What the exercise asks → Output all lines exactly.

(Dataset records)
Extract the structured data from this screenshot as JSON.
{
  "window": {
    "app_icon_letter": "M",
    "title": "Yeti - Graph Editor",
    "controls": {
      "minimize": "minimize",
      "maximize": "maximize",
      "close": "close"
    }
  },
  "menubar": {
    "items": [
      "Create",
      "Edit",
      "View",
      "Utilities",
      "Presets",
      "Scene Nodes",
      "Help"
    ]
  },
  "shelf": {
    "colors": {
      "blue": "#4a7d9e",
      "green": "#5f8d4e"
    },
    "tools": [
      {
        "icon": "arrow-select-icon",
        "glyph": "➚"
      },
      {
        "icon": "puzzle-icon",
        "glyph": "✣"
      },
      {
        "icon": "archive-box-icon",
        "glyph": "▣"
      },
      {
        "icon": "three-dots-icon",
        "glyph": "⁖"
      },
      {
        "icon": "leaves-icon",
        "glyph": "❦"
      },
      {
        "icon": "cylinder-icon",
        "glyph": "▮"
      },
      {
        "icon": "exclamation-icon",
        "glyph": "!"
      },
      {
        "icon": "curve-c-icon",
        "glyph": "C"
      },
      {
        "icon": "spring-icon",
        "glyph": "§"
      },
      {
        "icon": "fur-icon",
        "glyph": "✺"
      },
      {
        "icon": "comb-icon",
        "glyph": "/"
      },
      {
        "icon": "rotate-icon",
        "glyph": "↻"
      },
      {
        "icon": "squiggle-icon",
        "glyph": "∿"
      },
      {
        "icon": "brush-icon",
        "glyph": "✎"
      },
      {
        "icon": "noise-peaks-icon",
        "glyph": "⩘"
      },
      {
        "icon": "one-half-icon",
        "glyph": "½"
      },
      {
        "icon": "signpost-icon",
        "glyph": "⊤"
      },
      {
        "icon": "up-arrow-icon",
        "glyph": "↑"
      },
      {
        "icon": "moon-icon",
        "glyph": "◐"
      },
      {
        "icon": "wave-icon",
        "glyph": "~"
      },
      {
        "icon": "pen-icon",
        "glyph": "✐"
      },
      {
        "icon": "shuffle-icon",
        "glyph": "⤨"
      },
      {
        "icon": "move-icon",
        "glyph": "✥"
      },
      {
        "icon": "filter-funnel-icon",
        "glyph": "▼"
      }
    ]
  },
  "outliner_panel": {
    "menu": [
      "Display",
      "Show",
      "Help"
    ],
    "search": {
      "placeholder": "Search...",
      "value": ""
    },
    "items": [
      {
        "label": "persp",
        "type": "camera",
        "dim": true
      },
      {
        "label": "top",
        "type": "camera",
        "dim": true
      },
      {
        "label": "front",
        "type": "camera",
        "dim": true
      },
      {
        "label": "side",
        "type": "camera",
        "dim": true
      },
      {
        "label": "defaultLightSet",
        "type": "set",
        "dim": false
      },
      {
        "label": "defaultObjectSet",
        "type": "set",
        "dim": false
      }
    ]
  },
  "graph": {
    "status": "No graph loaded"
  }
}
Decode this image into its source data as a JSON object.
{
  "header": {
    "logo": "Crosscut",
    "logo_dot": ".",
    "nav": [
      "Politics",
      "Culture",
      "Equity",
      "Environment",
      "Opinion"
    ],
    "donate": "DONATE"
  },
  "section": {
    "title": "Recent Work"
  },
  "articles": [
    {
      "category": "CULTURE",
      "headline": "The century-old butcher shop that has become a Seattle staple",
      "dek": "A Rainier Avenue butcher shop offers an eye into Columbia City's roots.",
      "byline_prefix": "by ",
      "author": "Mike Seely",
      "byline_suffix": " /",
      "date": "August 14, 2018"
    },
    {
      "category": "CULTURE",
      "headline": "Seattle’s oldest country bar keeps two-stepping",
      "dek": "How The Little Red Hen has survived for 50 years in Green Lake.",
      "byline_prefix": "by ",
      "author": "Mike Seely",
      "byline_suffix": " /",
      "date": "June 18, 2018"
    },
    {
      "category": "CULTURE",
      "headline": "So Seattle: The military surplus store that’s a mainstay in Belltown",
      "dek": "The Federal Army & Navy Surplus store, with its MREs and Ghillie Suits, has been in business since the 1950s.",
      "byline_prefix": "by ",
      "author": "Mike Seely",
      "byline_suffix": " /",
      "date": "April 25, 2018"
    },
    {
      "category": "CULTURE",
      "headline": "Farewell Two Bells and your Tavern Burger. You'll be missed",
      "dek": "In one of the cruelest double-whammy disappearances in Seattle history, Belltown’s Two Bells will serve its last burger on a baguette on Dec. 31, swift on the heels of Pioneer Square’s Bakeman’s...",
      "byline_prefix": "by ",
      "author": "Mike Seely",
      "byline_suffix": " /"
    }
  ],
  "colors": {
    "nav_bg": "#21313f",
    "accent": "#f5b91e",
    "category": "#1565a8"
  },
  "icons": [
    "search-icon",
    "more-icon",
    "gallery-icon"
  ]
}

Expected output →
Extract the structured data from this screenshot as JSON.
{
  "window": {
    "app_icon_letter": "M",
    "title": "Yeti - Graph Editor",
    "controls": {
      "minimize": "minimize",
      "maximize": "maximize",
      "close": "close"
    }
  },
  "menubar": {
    "items": [
      "Create",
      "Edit",
      "View",
      "Utilities",
      "Presets",
      "Scene Nodes",
      "Help"
    ]
  },
  "shelf": {
    "colors": {
      "blue": "#4a7d9e",
      "green": "#5f8d4e"
    },
    "tools": [
      {
        "icon": "arrow-select-icon",
        "glyph": "➚"
      },
      {
        "icon": "puzzle-icon",
        "glyph": "✣"
      },
      {
        "icon": "archive-box-icon",
        "glyph": "▣"
      },
      {
        "icon": "three-dots-icon",
        "glyph": "⁖"
      },
      {
        "icon": "leaves-icon",
        "glyph": "❦"
      },
      {
        "icon": "cylinder-icon",
        "glyph": "▮"
      },
      {
        "icon": "exclamation-icon",
        "glyph": "!"
      },
      {
        "icon": "curve-c-icon",
        "glyph": "C"
      },
      {
        "icon": "spring-icon",
        "glyph": "§"
      },
      {
        "icon": "fur-icon",
        "glyph": "✺"
      },
      {
        "icon": "comb-icon",
        "glyph": "/"
      },
      {
        "icon": "rotate-icon",
        "glyph": "↻"
      },
      {
        "icon": "squiggle-icon",
        "glyph": "∿"
      },
      {
        "icon": "brush-icon",
        "glyph": "✎"
      },
      {
        "icon": "noise-peaks-icon",
        "glyph": "⩘"
      },
      {
        "icon": "one-half-icon",
        "glyph": "½"
      },
      {
        "icon": "signpost-icon",
        "glyph": "⊤"
      },
      {
        "icon": "up-arrow-icon",
        "glyph": "↑"
      },
      {
        "icon": "moon-icon",
        "glyph": "◐"
      },
      {
        "icon": "wave-icon",
        "glyph": "~"
      },
      {
        "icon": "pen-icon",
        "glyph": "✐"
      },
      {
        "icon": "shuffle-icon",
        "glyph": "⤨"
      },
      {
        "icon": "move-icon",
        "glyph": "✥"
      },
      {
        "icon": "filter-funnel-icon",
        "glyph": "▼"
      }
    ]
  },
  "outliner_panel": {
    "menu": [
      "Display",
      "Show",
      "Help"
    ],
    "search": {
      "placeholder": "Search...",
      "value": ""
    },
    "items": [
      {
        "label": "persp",
        "type": "camera",
        "dim": true
      },
      {
        "label": "top",
        "type": "camera",
        "dim": true
      },
      {
        "label": "front",
        "type": "camera",
        "dim": true
      },
      {
        "label": "side",
        "type": "camera",
        "dim": true
      },
      {
        "label": "defaultLightSet",
        "type": "set",
        "dim": false
      },
      {
        "label": "defaultObjectSet",
        "type": "set",
        "dim": false
      }
    ]
  },
  "graph": {
    "status": "No graph loaded"
  }
}
Decode this image into its source data as a JSON object.
{
  "header": {
    "logo": "Crosscut",
    "logo_dot": ".",
    "nav": [
      "Politics",
      "Culture",
      "Equity",
      "Environment",
      "Opinion"
    ],
    "donate": "DONATE"
  },
  "section": {
    "title": "Recent Work"
  },
  "articles": [
    {
      "category": "CULTURE",
      "headline": "The century-old butcher shop that has become a Seattle staple",
      "dek": "A Rainier Avenue butcher shop offers an eye into Columbia City's roots.",
      "byline_prefix": "by ",
      "author": "Mike Seely",
      "byline_suffix": " /",
      "date": "August 14, 2018"
    },
    {
      "category": "CULTURE",
      "headline": "Seattle’s oldest country bar keeps two-stepping",
      "dek": "How The Little Red Hen has survived for 50 years in Green Lake.",
      "byline_prefix": "by ",
      "author": "Mike Seely",
      "byline_suffix": " /",
      "date": "June 18, 2018"
    },
    {
      "category": "CULTURE",
      "headline": "So Seattle: The military surplus store that’s a mainstay in Belltown",
      "dek": "The Federal Army & Navy Surplus store, with its MREs and Ghillie Suits, has been in business since the 1950s.",
      "byline_prefix": "by ",
      "author": "Mike Seely",
      "byline_suffix": " /",
      "date": "April 25, 2018"
    },
    {
      "category": "CULTURE",
      "headline": "Farewell Two Bells and your Tavern Burger. You'll be missed",
      "dek": "In one of the cruelest double-whammy disappearances in Seattle history, Belltown’s Two Bells will serve its last burger on a baguette on Dec. 31, swift on the heels of Pioneer Square’s Bakeman’s...",
      "byline_prefix": "by ",
      "author": "Mike Seely",
      "byline_suffix": " /"
    }
  ],
  "colors": {
    "nav_bg": "#21313f",
    "accent": "#f5b91e",
    "category": "#1565a8"
  },
  "icons": [
    "search-icon",
    "more-icon",
    "gallery-icon"
  ]
}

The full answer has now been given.